Objective> Check each line of the material below for "title", then copy the ones that contain it.
####
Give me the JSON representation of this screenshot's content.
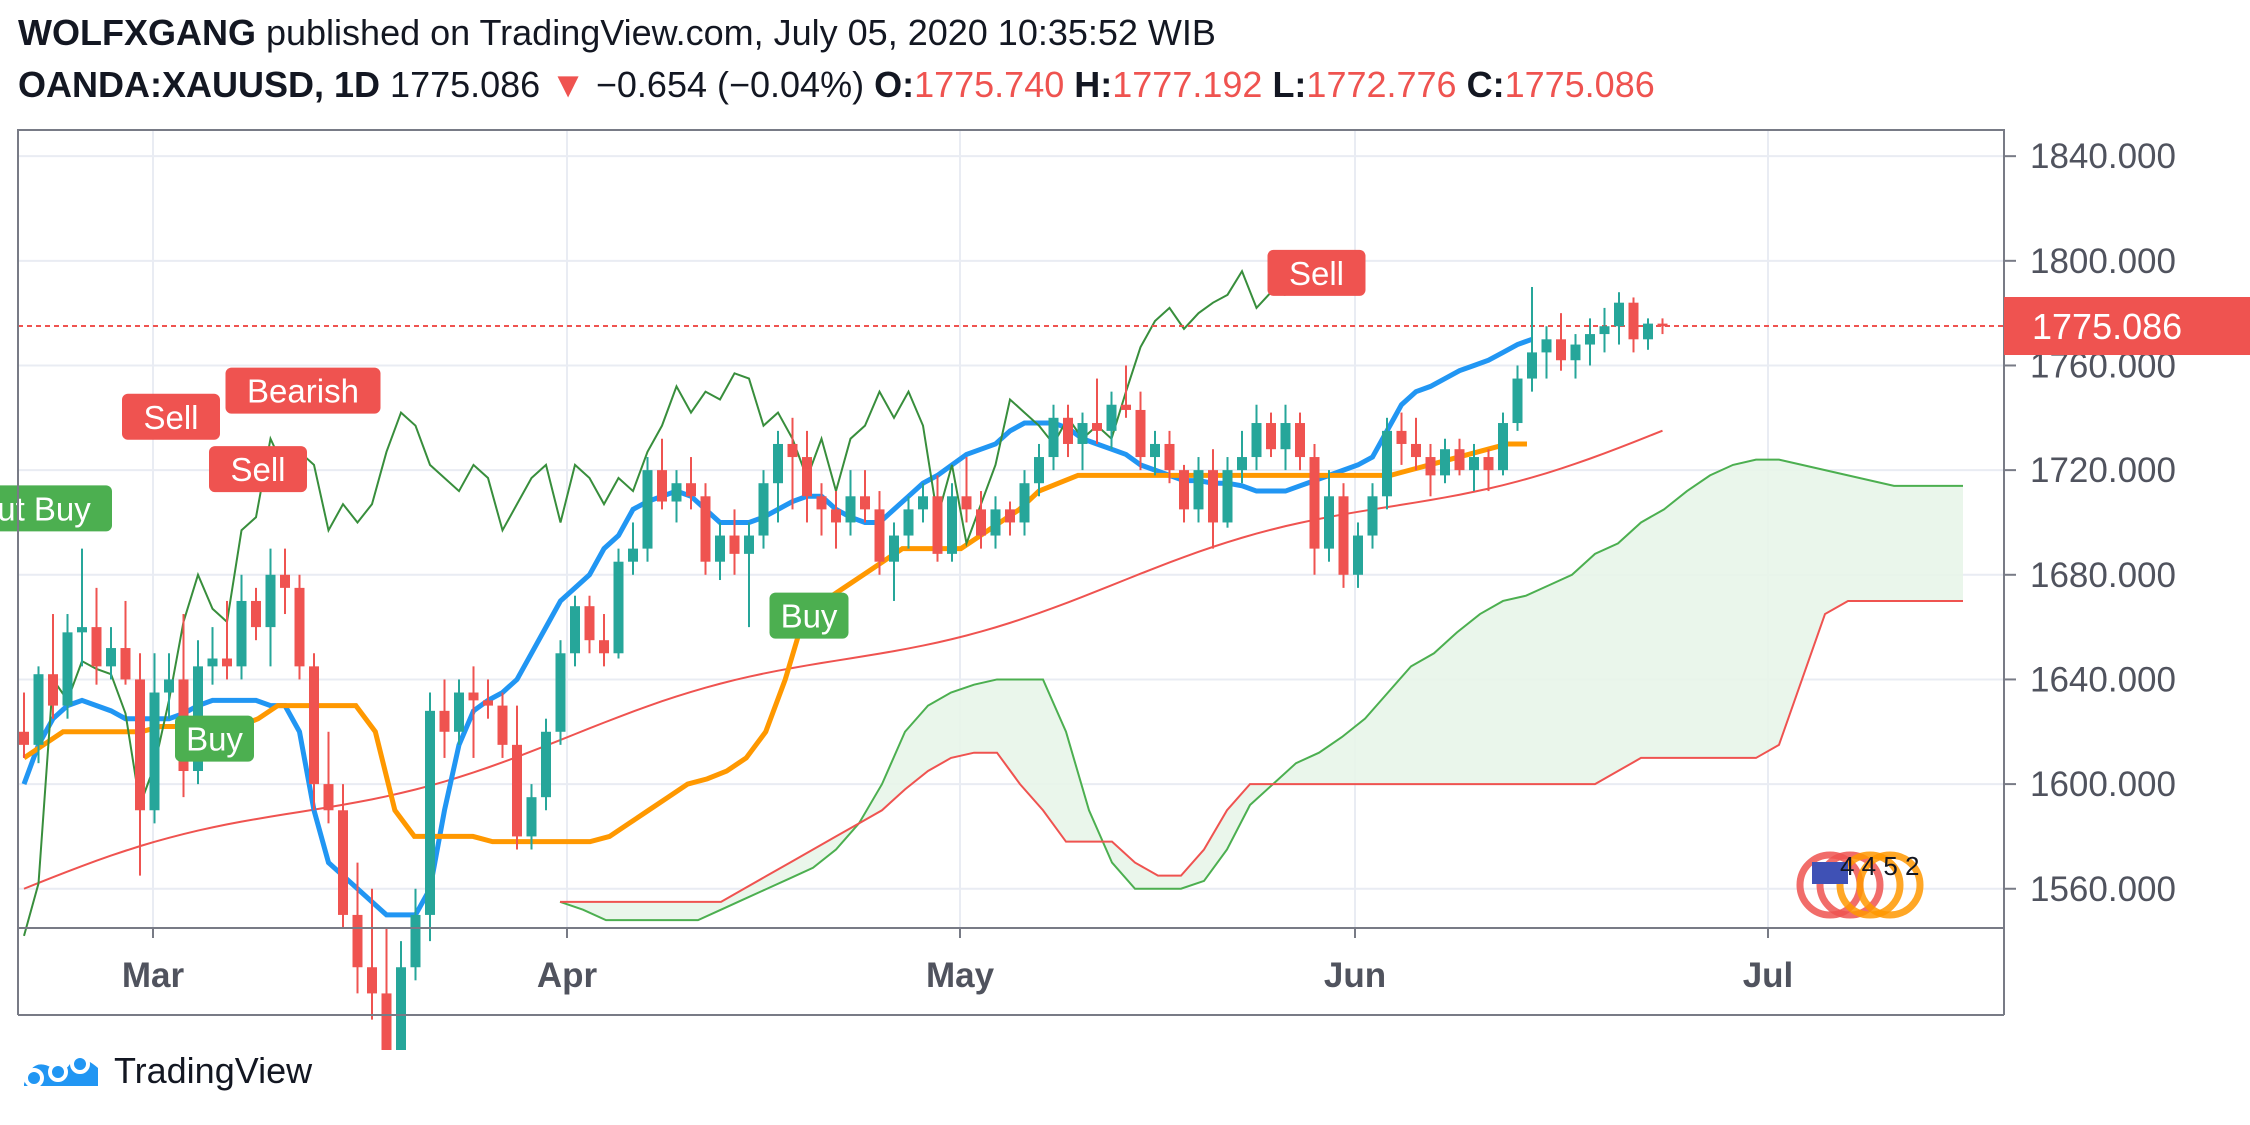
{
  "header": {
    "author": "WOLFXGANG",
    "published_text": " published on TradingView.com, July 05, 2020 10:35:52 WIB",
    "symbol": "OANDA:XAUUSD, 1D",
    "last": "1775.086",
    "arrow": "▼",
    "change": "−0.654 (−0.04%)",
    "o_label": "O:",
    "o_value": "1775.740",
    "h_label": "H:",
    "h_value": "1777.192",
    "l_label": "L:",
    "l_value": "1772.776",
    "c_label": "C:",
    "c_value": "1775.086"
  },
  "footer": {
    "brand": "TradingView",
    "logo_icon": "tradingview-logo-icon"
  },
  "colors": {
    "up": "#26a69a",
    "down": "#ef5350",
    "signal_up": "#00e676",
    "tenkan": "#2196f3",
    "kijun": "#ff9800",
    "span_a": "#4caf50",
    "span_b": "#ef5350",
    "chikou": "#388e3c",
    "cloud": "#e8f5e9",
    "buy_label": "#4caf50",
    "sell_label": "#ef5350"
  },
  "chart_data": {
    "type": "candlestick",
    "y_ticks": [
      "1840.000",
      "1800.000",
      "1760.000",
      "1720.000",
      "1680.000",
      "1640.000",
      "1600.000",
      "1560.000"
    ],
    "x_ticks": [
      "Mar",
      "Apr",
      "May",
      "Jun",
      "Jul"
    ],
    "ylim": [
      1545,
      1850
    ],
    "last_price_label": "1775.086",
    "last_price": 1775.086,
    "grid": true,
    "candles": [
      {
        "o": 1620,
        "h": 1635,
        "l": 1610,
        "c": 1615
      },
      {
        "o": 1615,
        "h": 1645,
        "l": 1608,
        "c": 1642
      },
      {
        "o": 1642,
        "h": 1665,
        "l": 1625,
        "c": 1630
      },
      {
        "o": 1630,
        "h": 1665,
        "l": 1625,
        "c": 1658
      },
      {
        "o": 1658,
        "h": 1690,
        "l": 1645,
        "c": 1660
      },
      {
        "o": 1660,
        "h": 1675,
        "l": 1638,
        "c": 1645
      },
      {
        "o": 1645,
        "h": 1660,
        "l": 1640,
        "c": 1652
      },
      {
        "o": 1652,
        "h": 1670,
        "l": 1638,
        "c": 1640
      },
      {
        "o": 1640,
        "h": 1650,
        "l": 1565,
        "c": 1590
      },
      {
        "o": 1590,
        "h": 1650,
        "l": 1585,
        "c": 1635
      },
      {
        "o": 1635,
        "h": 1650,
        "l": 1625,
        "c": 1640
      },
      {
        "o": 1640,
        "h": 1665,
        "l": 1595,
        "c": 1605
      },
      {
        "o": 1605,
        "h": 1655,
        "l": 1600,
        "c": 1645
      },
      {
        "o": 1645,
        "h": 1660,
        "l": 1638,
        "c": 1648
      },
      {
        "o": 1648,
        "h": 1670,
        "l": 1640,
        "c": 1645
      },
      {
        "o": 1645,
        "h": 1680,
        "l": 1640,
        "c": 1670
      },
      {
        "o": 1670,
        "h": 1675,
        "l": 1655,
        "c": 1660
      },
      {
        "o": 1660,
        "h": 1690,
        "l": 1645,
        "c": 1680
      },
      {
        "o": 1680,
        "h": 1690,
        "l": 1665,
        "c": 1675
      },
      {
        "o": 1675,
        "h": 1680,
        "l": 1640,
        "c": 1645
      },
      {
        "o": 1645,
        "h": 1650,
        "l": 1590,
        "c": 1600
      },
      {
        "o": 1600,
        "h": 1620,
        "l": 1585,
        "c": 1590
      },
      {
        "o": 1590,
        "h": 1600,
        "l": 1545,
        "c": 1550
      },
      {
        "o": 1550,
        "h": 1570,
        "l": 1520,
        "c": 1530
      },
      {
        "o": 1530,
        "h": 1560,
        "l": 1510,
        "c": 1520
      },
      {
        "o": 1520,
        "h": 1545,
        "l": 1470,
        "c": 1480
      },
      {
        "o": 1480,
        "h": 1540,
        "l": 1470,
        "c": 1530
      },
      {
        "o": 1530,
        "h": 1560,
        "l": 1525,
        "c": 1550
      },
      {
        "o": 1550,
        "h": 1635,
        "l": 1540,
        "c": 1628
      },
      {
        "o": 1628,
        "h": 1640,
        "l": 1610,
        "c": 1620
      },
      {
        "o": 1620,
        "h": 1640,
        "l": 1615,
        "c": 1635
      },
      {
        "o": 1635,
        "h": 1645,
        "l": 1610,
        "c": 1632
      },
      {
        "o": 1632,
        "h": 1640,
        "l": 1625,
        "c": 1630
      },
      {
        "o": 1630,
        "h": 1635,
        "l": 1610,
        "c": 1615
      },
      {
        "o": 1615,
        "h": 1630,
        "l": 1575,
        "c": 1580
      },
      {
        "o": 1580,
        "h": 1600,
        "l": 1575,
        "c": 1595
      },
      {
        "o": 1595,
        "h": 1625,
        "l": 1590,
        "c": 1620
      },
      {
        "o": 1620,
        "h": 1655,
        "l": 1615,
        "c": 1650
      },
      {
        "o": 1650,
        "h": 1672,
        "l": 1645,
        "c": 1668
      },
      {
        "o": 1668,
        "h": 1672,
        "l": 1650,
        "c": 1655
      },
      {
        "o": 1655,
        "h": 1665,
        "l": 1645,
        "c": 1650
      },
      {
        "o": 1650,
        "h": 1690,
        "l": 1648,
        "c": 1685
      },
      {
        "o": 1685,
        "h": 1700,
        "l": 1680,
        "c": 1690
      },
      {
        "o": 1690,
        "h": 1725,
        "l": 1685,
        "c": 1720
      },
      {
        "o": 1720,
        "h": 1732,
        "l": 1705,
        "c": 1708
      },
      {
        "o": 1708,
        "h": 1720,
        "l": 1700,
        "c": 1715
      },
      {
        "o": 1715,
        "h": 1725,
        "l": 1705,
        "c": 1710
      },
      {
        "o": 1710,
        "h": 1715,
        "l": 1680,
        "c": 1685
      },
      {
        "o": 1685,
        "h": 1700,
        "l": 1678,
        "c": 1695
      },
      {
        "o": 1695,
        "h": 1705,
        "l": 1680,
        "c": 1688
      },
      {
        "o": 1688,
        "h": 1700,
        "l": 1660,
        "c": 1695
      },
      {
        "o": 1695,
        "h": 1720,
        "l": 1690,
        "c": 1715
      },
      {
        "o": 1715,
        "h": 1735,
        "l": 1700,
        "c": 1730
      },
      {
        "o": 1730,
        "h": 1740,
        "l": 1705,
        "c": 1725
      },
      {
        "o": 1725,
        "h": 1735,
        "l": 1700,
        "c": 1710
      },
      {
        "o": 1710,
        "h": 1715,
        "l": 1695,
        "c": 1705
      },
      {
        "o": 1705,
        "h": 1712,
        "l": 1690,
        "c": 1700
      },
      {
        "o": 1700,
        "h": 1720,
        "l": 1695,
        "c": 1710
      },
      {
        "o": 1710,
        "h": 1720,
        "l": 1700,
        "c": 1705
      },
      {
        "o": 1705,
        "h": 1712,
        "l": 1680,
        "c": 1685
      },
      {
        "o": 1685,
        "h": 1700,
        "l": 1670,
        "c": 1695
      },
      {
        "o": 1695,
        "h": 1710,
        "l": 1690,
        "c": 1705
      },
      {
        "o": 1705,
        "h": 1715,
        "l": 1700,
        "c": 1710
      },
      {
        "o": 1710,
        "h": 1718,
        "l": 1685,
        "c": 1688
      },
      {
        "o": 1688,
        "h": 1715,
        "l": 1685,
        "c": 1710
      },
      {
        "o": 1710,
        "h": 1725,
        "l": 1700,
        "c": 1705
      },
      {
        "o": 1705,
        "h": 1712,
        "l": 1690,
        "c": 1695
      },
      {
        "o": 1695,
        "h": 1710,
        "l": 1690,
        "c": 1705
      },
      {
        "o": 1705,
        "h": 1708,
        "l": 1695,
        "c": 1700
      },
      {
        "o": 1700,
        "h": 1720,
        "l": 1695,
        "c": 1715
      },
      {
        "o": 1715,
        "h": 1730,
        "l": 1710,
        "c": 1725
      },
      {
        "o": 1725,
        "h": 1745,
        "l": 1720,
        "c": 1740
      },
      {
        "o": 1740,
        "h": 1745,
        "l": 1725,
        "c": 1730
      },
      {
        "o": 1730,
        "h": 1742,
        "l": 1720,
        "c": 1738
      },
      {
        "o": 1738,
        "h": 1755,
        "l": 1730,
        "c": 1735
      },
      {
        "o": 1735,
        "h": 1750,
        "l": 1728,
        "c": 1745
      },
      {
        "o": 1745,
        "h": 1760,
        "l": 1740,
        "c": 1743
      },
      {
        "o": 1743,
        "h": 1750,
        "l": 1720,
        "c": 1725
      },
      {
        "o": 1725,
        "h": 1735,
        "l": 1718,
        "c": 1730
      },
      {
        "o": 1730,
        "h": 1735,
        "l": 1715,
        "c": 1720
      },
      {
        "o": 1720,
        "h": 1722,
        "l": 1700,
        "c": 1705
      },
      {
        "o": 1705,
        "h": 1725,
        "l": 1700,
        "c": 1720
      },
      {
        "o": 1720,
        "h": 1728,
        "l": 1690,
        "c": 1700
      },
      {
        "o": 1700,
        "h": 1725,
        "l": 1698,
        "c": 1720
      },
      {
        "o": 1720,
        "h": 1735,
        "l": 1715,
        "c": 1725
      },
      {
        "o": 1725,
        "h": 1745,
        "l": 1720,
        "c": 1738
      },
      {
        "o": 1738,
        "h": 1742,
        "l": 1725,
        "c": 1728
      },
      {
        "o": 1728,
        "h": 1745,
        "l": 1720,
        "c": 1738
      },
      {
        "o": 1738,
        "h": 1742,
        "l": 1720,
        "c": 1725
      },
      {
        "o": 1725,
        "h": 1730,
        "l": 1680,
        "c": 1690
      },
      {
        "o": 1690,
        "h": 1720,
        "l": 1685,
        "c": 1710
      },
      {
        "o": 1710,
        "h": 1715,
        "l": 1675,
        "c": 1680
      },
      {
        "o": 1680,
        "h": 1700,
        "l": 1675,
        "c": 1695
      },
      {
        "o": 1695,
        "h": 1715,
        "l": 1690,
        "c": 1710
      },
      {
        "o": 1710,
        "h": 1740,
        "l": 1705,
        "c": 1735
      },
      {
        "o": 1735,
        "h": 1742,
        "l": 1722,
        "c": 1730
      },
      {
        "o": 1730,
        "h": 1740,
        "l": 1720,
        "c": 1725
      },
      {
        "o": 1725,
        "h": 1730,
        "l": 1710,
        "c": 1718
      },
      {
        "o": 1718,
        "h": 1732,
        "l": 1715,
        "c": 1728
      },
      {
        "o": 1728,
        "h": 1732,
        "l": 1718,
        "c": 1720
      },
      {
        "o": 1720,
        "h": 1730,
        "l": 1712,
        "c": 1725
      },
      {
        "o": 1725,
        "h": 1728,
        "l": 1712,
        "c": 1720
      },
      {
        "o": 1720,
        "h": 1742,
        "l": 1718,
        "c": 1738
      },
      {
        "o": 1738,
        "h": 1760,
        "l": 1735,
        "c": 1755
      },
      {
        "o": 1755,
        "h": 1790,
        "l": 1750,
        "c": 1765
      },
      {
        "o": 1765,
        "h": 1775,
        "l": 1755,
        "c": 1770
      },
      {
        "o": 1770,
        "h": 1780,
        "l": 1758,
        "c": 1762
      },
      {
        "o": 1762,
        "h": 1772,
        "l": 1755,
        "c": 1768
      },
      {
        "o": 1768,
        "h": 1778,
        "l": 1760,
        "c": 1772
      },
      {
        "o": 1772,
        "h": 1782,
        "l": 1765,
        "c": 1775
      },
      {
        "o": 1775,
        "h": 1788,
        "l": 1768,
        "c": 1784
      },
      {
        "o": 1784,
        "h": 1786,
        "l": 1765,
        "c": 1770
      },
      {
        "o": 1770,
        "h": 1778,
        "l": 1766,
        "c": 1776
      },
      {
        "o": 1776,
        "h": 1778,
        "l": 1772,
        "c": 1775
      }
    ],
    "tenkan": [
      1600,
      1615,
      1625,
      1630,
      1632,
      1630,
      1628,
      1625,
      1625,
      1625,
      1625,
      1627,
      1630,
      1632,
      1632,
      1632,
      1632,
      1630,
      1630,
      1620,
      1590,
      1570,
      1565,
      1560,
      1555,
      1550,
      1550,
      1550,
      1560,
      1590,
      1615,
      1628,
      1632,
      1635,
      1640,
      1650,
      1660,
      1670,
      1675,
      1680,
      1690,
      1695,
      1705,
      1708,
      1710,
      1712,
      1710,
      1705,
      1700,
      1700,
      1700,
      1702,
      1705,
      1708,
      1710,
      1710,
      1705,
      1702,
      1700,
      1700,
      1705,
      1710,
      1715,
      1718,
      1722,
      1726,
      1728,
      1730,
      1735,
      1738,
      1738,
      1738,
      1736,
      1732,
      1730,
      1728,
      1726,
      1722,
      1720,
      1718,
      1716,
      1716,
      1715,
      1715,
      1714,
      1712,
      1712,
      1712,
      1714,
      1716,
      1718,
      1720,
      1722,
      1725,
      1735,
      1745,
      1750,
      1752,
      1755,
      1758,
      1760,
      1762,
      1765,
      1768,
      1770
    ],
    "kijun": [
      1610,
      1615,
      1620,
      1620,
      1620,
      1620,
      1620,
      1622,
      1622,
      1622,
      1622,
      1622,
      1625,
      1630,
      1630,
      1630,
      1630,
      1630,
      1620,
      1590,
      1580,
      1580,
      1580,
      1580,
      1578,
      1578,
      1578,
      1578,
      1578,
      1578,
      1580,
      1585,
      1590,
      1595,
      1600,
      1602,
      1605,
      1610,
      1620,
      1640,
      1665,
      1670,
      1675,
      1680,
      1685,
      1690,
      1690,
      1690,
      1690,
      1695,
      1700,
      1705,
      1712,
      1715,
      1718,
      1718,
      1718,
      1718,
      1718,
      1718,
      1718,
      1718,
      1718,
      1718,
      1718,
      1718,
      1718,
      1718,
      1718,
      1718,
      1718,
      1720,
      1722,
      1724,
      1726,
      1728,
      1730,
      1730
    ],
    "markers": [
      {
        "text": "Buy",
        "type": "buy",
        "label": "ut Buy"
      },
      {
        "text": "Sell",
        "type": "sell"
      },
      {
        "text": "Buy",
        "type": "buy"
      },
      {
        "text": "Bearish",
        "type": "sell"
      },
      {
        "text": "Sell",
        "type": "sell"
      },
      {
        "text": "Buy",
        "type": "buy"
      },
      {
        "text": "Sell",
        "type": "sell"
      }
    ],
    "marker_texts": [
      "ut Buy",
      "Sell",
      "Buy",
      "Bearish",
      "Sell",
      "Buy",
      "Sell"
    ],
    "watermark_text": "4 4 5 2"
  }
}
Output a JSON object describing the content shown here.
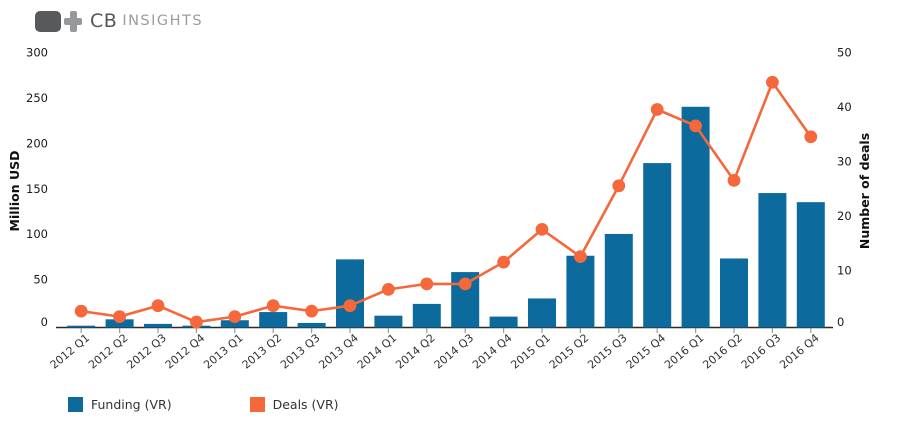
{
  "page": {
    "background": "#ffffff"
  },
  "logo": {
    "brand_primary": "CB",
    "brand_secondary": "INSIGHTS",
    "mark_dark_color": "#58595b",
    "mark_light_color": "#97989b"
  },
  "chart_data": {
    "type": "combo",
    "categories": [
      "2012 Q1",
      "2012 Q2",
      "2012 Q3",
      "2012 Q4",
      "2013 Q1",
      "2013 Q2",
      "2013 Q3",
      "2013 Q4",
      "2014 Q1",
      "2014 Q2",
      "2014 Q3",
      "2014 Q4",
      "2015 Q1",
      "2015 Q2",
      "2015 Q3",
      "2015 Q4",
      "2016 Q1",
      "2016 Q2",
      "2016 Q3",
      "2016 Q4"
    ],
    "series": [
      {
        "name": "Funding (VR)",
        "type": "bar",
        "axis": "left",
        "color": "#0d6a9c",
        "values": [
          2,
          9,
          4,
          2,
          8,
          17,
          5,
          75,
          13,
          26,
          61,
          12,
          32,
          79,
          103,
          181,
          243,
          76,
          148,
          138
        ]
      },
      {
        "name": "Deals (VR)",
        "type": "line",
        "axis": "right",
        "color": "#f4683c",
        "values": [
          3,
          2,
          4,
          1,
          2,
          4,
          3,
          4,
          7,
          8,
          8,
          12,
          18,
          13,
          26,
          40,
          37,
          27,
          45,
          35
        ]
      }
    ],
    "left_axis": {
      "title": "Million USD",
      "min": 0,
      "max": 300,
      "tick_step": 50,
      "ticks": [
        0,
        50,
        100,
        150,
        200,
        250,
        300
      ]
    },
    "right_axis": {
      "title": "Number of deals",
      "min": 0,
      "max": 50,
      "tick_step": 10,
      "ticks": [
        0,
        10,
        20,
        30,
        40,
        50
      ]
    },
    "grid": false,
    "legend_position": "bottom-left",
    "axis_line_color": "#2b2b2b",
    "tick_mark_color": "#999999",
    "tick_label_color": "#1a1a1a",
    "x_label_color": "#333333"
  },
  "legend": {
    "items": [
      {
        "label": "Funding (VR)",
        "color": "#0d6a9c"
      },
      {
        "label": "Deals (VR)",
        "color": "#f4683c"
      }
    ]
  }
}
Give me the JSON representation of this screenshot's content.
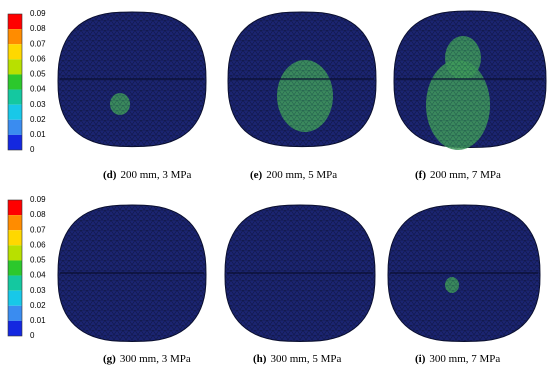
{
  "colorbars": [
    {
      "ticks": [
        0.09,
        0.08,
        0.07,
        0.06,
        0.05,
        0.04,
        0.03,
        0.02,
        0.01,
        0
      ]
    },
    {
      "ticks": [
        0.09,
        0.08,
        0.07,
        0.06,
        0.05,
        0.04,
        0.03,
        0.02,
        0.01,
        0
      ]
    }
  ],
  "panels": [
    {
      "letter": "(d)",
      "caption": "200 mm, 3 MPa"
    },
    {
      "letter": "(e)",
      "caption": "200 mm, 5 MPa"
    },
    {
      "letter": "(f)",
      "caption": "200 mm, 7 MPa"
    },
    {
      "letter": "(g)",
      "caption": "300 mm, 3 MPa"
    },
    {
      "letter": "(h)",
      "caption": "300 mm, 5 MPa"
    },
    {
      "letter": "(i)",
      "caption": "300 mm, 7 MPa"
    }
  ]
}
####
Finished answer>
      "title": "Million USD",
      "title": "Number of deals",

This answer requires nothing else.